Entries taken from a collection
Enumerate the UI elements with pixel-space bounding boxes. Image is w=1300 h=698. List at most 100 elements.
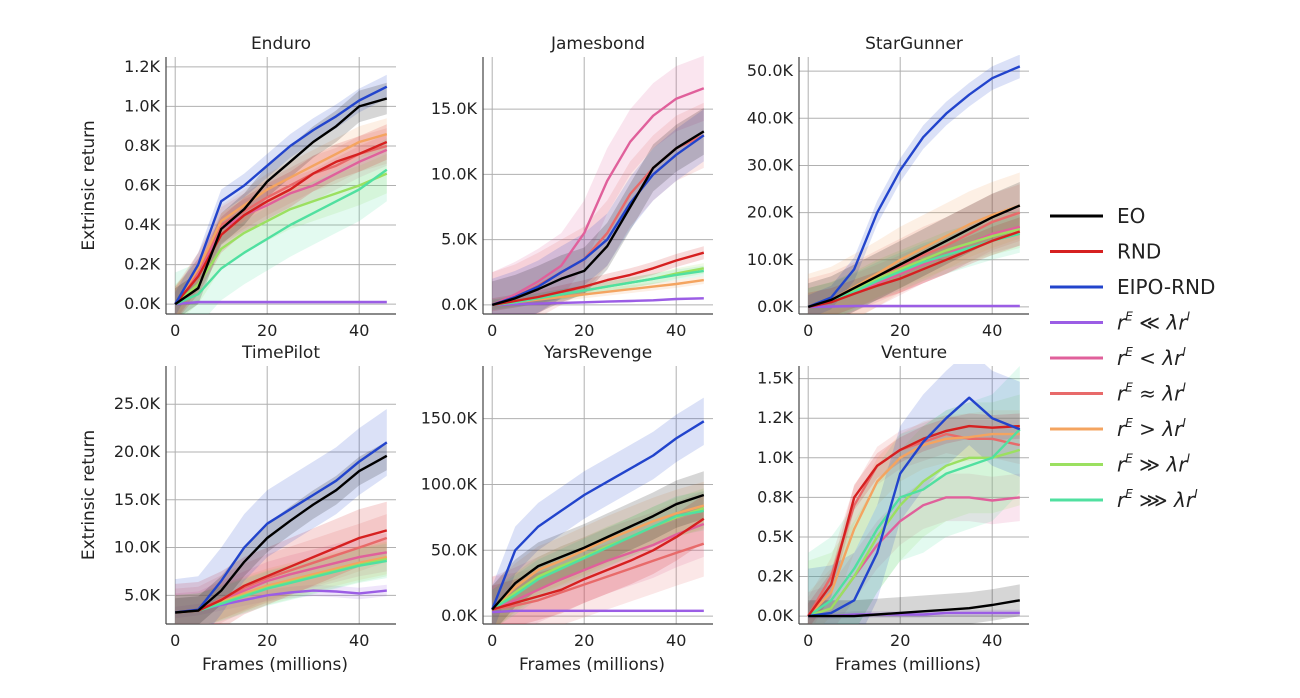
y-tick-label: 0.2K <box>124 255 160 274</box>
y-tick-label: 0.0K <box>757 297 793 316</box>
series-line-eipo-rnd <box>174 85 388 305</box>
y-tick-label: 0.5K <box>757 527 793 546</box>
band-r-e-r-i <box>492 491 704 624</box>
y-tick-label: 30.0K <box>747 155 794 174</box>
series-line-rnd <box>491 251 705 307</box>
band-r-e-r-i <box>492 55 704 314</box>
series-line-r-e-r-i <box>492 297 704 307</box>
band-r-e-r-i <box>492 491 704 624</box>
y-tick-label: 40.0K <box>747 108 794 127</box>
x-tick-label: 0 <box>487 631 497 650</box>
y-tick-label: 10.0K <box>114 538 161 557</box>
x-axis-label: Frames (millions) <box>835 655 981 675</box>
series-line-eo <box>491 493 705 611</box>
band-rnd <box>175 501 387 624</box>
x-tick-label: 0 <box>803 631 813 650</box>
y-axis-label: Extrinsic return <box>79 120 99 250</box>
subplot-venture: 0.0K 0.2K 0.5K 0.8K 1.0K 1.2K 1.5K 0 20 40 Venture… <box>757 343 1029 675</box>
x-tick-label: 0 <box>170 631 180 650</box>
y-tick-label: 20.0K <box>114 442 161 461</box>
series-line-eipo-rnd <box>491 134 705 307</box>
series-line-r-e-r-i <box>807 432 1020 617</box>
legend-label: RND <box>1117 240 1161 264</box>
band-r-e-r-i <box>492 510 704 624</box>
x-tick-label: 20 <box>890 321 910 340</box>
series-line-r-e-r-i <box>492 269 704 307</box>
x-tick-label: 40 <box>666 321 686 340</box>
legend-label: rE ≪ λrI <box>1117 310 1191 335</box>
series-line-rnd <box>175 529 388 614</box>
legend-label: rE > λrI <box>1117 416 1186 441</box>
subplot-title: Venture <box>881 343 947 363</box>
y-tick-label: 10.0K <box>747 250 794 269</box>
band-eipo-rnd <box>492 109 704 314</box>
band-r-e-r-i <box>175 138 387 314</box>
y-tick-label: 1.5K <box>757 369 793 388</box>
y-tick-label: 1.2K <box>124 57 160 76</box>
band-r-e-r-i <box>808 366 1020 624</box>
y-tick-label: 150.0K <box>421 409 478 428</box>
subplot-title: Jamesbond <box>550 34 645 54</box>
band-r-e-r-i <box>808 172 1020 314</box>
y-tick-label: 5.0K <box>124 585 160 604</box>
subplot-stargunner: 0.0K 10.0K 20.0K 30.0K 40.0K 50.0K 0 20 40 StarGu… <box>747 34 1029 340</box>
x-tick-label: 20 <box>890 631 910 650</box>
y-tick-label: 0.0K <box>441 295 477 314</box>
x-tick-label: 20 <box>574 321 594 340</box>
series-line-rnd <box>491 517 705 611</box>
y-tick-label: 0.0K <box>441 606 477 625</box>
y-tick-label: 10.0K <box>431 164 478 183</box>
series-group <box>491 55 705 314</box>
series-line-eo <box>174 97 388 306</box>
x-axis-label: Frames (millions) <box>202 655 348 675</box>
series-line-r-e-r-i <box>174 172 388 306</box>
y-tick-label: 100.0K <box>421 474 478 493</box>
legend-label: rE < λrI <box>1117 345 1186 370</box>
subplot-title: Enduro <box>251 34 311 54</box>
band-r-e-r-i <box>492 102 704 314</box>
series-group <box>174 74 388 314</box>
series-group <box>491 397 705 624</box>
x-tick-label: 0 <box>803 321 813 340</box>
x-tick-label: 0 <box>487 321 497 340</box>
y-tick-label: 1.0K <box>757 448 793 467</box>
band-r-e-r-i <box>175 584 387 619</box>
band-eipo-rnd <box>492 397 704 624</box>
series-line-r-e-r-i <box>174 148 388 305</box>
legend: EO RND EIPO-RND rE ≪ λrI rE < λrI rE ≈ λrI rE … <box>1050 204 1215 512</box>
y-tick-label: 50.0K <box>431 540 478 559</box>
series-line-eipo-rnd <box>807 65 1021 309</box>
y-tick-label: 0.8K <box>757 487 793 506</box>
series-line-eipo-rnd <box>491 420 705 610</box>
subplot-jamesbond: 0.0K 5.0K 10.0K 15.0K 0 20 40 Jamesbond <box>431 34 713 340</box>
y-tick-label: 1.0K <box>124 96 160 115</box>
y-tick-label: 1.2K <box>757 408 793 427</box>
x-tick-label: 20 <box>257 321 277 340</box>
subplot-yarsrevenge: 0.0K 50.0K 100.0K 150.0K 0 20 40 YarsRevenge Fra… <box>421 343 713 675</box>
y-axis-label: Extrinsic return <box>79 430 99 560</box>
series-line-r-e-r-i <box>174 132 388 305</box>
series-line-r-e-r-i <box>175 559 388 614</box>
band-eo <box>175 441 387 624</box>
series-line-eo <box>808 599 1021 618</box>
subplot-enduro: 0.0K 0.2K 0.4K 0.6K 0.8K 1.0K 1.2K 0 20 40 Enduro E… <box>79 34 396 340</box>
y-tick-label: 25.0K <box>114 394 161 413</box>
band-r-e-r-i <box>808 184 1020 314</box>
y-tick-label: 0.0K <box>124 294 160 313</box>
series-line-eo <box>807 204 1021 309</box>
series-line-eipo-rnd <box>808 396 1021 618</box>
series-line-r-e-r-i <box>491 509 705 611</box>
series-line-rnd <box>807 424 1020 617</box>
series-line-eipo-rnd <box>175 441 388 614</box>
legend-label: rE ⋙ λrI <box>1117 487 1198 512</box>
x-tick-label: 40 <box>349 631 369 650</box>
series-line-eo <box>175 454 388 614</box>
y-tick-label: 15.0K <box>431 99 478 118</box>
y-tick-label: 50.0K <box>747 61 794 80</box>
series-line-r-e-r-i <box>491 522 705 611</box>
subplot-title: TimePilot <box>241 343 320 363</box>
band-r-e-r-i <box>175 134 387 314</box>
y-tick-label: 5.0K <box>441 230 477 249</box>
x-tick-label: 20 <box>574 631 594 650</box>
y-tick-label: 0.8K <box>124 136 160 155</box>
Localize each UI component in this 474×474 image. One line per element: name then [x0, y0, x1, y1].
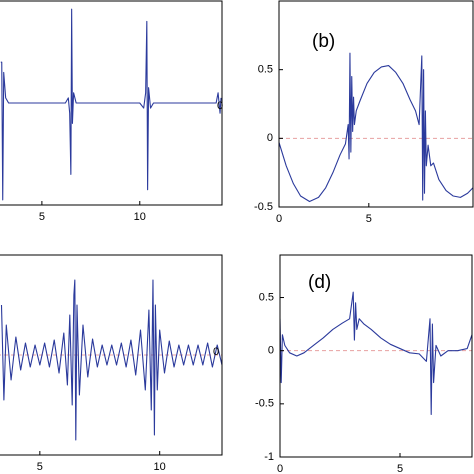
- panel-label: (b): [312, 31, 335, 52]
- annotation: 0: [213, 346, 219, 358]
- x-tick-label: 0: [276, 213, 282, 225]
- panel: 5 10 0: [0, 254, 223, 473]
- axes-frame: [0, 254, 223, 456]
- y-tick-label: 0.5: [258, 64, 273, 76]
- signal-line: [0, 8, 222, 201]
- signal-line: [280, 291, 472, 416]
- x-tick-label: 10: [154, 461, 166, 473]
- plot-area: [279, 52, 473, 203]
- x-tick-label: 5: [37, 461, 43, 473]
- axes-frame: [0, 0, 223, 206]
- plot-area: [0, 279, 222, 441]
- panel: 0 5 -1 -0.5 0 0.5 (d): [255, 254, 473, 474]
- plot-area: [0, 8, 222, 201]
- x-tick-label: 10: [134, 211, 146, 223]
- panel: 5 10 0: [0, 0, 223, 223]
- y-tick-label: 0: [267, 132, 273, 144]
- y-tick-label: 0: [268, 345, 274, 357]
- plot-area: [280, 291, 472, 416]
- panel-label: (d): [308, 272, 331, 293]
- signal-line: [0, 279, 222, 441]
- y-tick-label: -0.5: [254, 201, 273, 213]
- x-tick-label: 5: [39, 211, 45, 223]
- x-tick-label: 5: [397, 463, 403, 474]
- panel: 0 5-0.500.5(b): [254, 0, 474, 225]
- axes-frame: [279, 254, 473, 458]
- y-tick-label: -1: [264, 451, 274, 463]
- y-tick-label: -0.5: [255, 398, 274, 410]
- signal-line: [279, 52, 473, 203]
- x-tick-label: 5: [366, 213, 372, 225]
- y-tick-label: 0.5: [259, 291, 274, 303]
- x-tick-label: 0: [277, 463, 283, 474]
- annotation: 0: [217, 100, 223, 112]
- axes-frame: [278, 0, 474, 208]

TASK DETAILS –
Rewrite the data from the line with "y-tick-label: 0.2K <box>124 255 160 274</box>" up to and including the line with "y-tick-label: 10.0K <box>431", putting "series-line-random" wherever "series-line-rnd" appears and keeping everything else unchanged.

REPLY –
y-tick-label: 0.2K <box>124 255 160 274</box>
y-tick-label: 0.0K <box>757 297 793 316</box>
series-line-eipo-rnd <box>174 85 388 305</box>
y-tick-label: 0.5K <box>757 527 793 546</box>
band-r-e-r-i <box>492 491 704 624</box>
y-tick-label: 30.0K <box>747 155 794 174</box>
series-line-random <box>491 251 705 307</box>
band-r-e-r-i <box>492 55 704 314</box>
series-line-r-e-r-i <box>492 297 704 307</box>
band-r-e-r-i <box>492 491 704 624</box>
y-tick-label: 40.0K <box>747 108 794 127</box>
x-tick-label: 0 <box>487 631 497 650</box>
y-tick-label: 10.0K <box>114 538 161 557</box>
x-axis-label: Frames (millions) <box>835 655 981 675</box>
series-line-eo <box>491 493 705 611</box>
band-rnd <box>175 501 387 624</box>
x-tick-label: 0 <box>803 631 813 650</box>
y-axis-label: Extrinsic return <box>79 120 99 250</box>
subplot-venture: 0.0K 0.2K 0.5K 0.8K 1.0K 1.2K 1.5K 0 20 40 Venture… <box>757 343 1029 675</box>
x-tick-label: 0 <box>170 631 180 650</box>
y-tick-label: 20.0K <box>114 442 161 461</box>
series-line-eipo-rnd <box>491 134 705 307</box>
series-line-r-e-r-i <box>807 432 1020 617</box>
legend-label: RND <box>1117 240 1161 264</box>
band-r-e-r-i <box>492 510 704 624</box>
x-tick-label: 20 <box>890 321 910 340</box>
series-line-r-e-r-i <box>492 269 704 307</box>
x-tick-label: 40 <box>666 321 686 340</box>
legend-label: rE ≪ λrI <box>1117 310 1191 335</box>
series-line-random <box>175 529 388 614</box>
legend-label: rE > λrI <box>1117 416 1186 441</box>
subplot-title: Venture <box>881 343 947 363</box>
y-tick-label: 10.0K <box>747 250 794 269</box>
band-eipo-rnd <box>492 109 704 314</box>
band-r-e-r-i <box>175 138 387 314</box>
y-tick-label: 1.5K <box>757 369 793 388</box>
y-tick-label: 1.2K <box>124 57 160 76</box>
band-r-e-r-i <box>808 366 1020 624</box>
y-tick-label: 150.0K <box>421 409 478 428</box>
subplot-title: Jamesbond <box>550 34 645 54</box>
band-r-e-r-i <box>808 172 1020 314</box>
y-tick-label: 5.0K <box>124 585 160 604</box>
subplot-stargunner: 0.0K 10.0K 20.0K 30.0K 40.0K 50.0K 0 20 40 StarGu… <box>747 34 1029 340</box>
x-tick-label: 20 <box>890 631 910 650</box>
y-tick-label: 0.0K <box>441 295 477 314</box>
x-tick-label: 20 <box>574 321 594 340</box>
series-line-random <box>491 517 705 611</box>
y-tick-label: 0.0K <box>441 606 477 625</box>
y-tick-label: 10.0K <box>431 164 478 183</box>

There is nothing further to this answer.